- [MATERIAL SHOWN]
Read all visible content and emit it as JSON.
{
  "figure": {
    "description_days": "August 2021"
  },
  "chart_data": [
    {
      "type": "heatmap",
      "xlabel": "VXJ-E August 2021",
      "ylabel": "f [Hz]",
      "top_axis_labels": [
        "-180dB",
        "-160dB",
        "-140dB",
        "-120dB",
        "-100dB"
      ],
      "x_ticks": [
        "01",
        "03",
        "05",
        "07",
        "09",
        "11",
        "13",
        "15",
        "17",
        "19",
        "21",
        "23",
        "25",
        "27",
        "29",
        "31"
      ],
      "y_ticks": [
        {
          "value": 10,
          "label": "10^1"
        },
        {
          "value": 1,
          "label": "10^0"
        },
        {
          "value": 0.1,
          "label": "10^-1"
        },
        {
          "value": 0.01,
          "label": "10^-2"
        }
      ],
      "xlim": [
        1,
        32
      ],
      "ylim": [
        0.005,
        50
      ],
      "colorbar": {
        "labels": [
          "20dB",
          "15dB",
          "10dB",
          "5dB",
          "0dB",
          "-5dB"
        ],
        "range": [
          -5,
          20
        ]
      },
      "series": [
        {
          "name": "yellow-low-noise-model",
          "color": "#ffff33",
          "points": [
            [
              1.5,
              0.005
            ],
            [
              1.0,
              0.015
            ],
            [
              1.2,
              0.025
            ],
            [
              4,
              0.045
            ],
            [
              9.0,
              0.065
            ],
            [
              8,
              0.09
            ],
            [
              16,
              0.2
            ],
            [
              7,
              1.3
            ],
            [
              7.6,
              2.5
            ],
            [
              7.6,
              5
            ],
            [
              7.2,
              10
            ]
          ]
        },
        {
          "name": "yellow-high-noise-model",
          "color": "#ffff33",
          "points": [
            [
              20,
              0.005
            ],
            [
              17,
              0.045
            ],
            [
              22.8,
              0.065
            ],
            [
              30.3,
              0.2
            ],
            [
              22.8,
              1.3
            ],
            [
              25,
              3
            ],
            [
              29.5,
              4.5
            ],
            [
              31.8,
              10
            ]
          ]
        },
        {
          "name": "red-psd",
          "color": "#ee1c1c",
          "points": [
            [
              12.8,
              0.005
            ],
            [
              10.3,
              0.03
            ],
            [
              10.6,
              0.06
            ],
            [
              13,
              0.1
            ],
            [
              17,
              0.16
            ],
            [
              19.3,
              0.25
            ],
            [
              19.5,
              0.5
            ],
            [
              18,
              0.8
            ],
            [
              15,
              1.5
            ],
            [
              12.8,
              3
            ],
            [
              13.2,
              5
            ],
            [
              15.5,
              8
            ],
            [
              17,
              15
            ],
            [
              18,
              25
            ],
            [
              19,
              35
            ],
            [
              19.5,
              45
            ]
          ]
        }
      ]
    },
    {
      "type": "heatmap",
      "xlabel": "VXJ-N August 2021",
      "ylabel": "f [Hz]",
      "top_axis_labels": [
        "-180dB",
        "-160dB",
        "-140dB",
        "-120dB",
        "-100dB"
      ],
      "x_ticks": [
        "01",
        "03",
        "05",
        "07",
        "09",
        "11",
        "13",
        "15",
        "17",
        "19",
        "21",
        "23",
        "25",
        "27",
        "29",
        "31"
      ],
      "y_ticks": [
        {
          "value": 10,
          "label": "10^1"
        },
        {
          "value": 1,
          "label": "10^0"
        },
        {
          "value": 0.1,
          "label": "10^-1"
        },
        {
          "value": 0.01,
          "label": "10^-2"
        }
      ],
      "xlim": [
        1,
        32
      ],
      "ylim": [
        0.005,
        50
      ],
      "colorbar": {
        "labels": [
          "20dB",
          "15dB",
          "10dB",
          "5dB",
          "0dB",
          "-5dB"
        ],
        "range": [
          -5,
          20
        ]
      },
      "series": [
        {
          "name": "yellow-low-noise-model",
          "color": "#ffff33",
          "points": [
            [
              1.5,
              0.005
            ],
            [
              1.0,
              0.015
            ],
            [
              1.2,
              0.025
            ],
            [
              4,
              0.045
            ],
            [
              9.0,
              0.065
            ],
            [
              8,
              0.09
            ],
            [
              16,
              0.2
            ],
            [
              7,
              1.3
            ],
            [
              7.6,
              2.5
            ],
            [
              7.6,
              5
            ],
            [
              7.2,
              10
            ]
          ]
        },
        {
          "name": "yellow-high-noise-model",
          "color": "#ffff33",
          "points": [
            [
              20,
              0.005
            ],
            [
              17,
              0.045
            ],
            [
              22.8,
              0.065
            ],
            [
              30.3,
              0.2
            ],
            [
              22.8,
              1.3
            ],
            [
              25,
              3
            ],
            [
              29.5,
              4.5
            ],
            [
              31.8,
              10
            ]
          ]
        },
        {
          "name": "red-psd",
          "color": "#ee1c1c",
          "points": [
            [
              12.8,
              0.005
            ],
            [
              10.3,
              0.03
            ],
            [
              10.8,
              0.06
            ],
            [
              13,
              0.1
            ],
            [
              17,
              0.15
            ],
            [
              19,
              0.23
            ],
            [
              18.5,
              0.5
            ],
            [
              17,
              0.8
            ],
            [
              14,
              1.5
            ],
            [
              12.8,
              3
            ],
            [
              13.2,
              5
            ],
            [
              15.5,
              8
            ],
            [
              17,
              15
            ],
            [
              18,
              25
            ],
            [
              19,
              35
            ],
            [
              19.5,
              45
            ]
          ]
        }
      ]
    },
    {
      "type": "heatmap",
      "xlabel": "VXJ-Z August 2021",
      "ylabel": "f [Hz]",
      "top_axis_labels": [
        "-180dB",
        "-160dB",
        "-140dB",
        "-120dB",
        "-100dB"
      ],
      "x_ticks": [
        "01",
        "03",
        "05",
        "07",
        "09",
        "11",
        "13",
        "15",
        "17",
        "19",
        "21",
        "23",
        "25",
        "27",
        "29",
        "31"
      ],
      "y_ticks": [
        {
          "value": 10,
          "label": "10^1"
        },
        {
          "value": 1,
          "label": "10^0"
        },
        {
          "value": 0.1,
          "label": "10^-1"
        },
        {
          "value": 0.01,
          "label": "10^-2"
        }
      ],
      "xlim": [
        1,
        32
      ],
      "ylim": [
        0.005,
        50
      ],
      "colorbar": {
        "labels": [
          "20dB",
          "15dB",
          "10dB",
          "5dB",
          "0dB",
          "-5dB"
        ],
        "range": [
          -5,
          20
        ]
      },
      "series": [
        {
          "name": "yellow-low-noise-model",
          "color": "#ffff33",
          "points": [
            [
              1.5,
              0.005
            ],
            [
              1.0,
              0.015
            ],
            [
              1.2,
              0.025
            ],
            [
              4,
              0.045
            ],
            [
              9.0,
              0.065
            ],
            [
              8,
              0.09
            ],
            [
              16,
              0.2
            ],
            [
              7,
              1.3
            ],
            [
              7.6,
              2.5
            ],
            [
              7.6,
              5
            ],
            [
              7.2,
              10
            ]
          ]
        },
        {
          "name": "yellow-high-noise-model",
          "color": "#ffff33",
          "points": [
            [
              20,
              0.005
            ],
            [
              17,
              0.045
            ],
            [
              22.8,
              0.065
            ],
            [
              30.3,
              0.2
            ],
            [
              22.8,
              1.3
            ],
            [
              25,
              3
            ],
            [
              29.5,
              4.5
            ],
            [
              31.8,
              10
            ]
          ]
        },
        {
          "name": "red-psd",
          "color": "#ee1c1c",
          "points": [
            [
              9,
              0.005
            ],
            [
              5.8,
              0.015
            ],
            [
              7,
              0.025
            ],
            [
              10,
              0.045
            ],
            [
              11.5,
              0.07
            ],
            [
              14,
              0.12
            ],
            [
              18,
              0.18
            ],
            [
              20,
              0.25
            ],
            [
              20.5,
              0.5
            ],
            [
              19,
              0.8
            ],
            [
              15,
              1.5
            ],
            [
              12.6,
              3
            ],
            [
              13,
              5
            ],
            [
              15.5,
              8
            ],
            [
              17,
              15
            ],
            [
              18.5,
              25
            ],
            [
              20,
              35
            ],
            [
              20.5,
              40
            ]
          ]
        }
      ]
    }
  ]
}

- [WHAT YOU SHOULD DO] Give the number of lines above in which the word "August" occurs, with nothing else.

- [EXERCISE RESPONSE] 4